Extracted data entries:

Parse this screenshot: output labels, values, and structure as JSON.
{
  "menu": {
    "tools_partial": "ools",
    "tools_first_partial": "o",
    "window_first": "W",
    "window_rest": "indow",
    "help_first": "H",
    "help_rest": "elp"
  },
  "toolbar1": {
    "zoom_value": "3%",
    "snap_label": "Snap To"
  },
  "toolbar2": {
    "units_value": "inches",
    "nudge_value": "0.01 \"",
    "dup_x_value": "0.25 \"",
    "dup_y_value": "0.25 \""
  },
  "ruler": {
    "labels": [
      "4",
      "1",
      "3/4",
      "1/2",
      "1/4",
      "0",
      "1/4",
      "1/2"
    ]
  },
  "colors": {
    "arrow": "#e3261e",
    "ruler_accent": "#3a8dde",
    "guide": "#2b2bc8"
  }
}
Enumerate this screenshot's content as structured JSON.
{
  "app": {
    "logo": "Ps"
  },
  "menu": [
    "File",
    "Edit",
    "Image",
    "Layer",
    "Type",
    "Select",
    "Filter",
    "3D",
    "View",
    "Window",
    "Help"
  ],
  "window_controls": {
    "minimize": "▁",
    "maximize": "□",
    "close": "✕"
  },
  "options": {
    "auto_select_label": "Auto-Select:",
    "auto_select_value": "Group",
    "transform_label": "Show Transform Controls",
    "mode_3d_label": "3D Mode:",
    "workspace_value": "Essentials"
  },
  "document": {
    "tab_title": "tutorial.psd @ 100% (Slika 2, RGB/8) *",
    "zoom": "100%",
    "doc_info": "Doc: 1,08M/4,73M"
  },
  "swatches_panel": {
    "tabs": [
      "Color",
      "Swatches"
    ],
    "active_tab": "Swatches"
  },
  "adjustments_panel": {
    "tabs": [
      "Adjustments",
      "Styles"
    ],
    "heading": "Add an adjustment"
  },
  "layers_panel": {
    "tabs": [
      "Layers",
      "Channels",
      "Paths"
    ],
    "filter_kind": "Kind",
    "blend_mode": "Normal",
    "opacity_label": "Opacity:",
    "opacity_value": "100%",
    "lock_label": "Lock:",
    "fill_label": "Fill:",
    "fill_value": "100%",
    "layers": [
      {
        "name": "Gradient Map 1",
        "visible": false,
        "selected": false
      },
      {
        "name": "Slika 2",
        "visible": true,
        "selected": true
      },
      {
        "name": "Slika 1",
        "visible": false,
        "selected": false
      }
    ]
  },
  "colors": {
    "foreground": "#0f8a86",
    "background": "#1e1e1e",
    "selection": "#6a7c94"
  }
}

# What you need to do:
The answer is a single number, the count of lines in the records that contain the string "Slika".

# Written solution:
3